> _What needs to be done_
Are you able to retype all the records below exactly?

■ ■ ■

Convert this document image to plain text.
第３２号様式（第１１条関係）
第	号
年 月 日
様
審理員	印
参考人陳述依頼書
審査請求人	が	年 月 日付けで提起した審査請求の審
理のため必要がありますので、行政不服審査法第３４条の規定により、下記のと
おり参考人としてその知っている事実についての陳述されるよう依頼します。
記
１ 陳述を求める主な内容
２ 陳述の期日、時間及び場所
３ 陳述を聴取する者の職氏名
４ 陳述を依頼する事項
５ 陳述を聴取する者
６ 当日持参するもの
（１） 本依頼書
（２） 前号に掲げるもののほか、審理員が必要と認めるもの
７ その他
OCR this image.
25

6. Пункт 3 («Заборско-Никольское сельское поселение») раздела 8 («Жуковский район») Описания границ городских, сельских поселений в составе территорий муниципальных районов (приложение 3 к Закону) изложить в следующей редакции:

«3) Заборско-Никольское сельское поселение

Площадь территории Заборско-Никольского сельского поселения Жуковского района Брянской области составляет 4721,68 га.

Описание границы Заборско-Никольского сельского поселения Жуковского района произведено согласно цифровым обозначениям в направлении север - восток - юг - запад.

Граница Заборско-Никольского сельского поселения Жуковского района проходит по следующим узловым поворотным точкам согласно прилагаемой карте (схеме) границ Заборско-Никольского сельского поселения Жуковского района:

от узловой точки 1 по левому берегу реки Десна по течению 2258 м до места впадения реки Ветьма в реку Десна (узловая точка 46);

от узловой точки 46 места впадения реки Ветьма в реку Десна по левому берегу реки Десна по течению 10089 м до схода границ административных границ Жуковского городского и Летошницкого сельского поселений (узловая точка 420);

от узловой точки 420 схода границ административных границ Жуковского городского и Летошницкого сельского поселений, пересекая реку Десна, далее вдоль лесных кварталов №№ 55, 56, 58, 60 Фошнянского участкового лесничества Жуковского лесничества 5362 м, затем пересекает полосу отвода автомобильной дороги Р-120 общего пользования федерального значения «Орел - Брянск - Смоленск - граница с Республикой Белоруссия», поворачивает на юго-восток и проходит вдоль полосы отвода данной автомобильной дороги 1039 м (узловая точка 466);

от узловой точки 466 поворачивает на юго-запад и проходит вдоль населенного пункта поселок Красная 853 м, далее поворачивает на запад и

■ ■ ■

> _Written answer_
Convert this document image to plain text.
第３２号様式（第１１条関係）
第	号
年 月 日
様
審理員	印
参考人陳述依頼書
審査請求人	が	年 月 日付けで提起した審査請求の審
理のため必要がありますので、行政不服審査法第３４条の規定により、下記のと
おり参考人としてその知っている事実についての陳述されるよう依頼します。
記
１ 陳述を求める主な内容
２ 陳述の期日、時間及び場所
３ 陳述を聴取する者の職氏名
４ 陳述を依頼する事項
５ 陳述を聴取する者
６ 当日持参するもの
（１） 本依頼書
（２） 前号に掲げるもののほか、審理員が必要と認めるもの
７ その他
OCR this image.
25

6. Пункт 3 («Заборско-Никольское сельское поселение») раздела 8 («Жуковский район») Описания границ городских, сельских поселений в составе территорий муниципальных районов (приложение 3 к Закону) изложить в следующей редакции:

«3) Заборско-Никольское сельское поселение

Площадь территории Заборско-Никольского сельского поселения Жуковского района Брянской области составляет 4721,68 га.

Описание границы Заборско-Никольского сельского поселения Жуковского района произведено согласно цифровым обозначениям в направлении север - восток - юг - запад.

Граница Заборско-Никольского сельского поселения Жуковского района проходит по следующим узловым поворотным точкам согласно прилагаемой карте (схеме) границ Заборско-Никольского сельского поселения Жуковского района:

от узловой точки 1 по левому берегу реки Десна по течению 2258 м до места впадения реки Ветьма в реку Десна (узловая точка 46);

от узловой точки 46 места впадения реки Ветьма в реку Десна по левому берегу реки Десна по течению 10089 м до схода границ административных границ Жуковского городского и Летошницкого сельского поселений (узловая точка 420);

от узловой точки 420 схода границ административных границ Жуковского городского и Летошницкого сельского поселений, пересекая реку Десна, далее вдоль лесных кварталов №№ 55, 56, 58, 60 Фошнянского участкового лесничества Жуковского лесничества 5362 м, затем пересекает полосу отвода автомобильной дороги Р-120 общего пользования федерального значения «Орел - Брянск - Смоленск - граница с Республикой Белоруссия», поворачивает на юго-восток и проходит вдоль полосы отвода данной автомобильной дороги 1039 м (узловая точка 466);

от узловой точки 466 поворачивает на юго-запад и проходит вдоль населенного пункта поселок Красная 853 м, далее поворачивает на запад и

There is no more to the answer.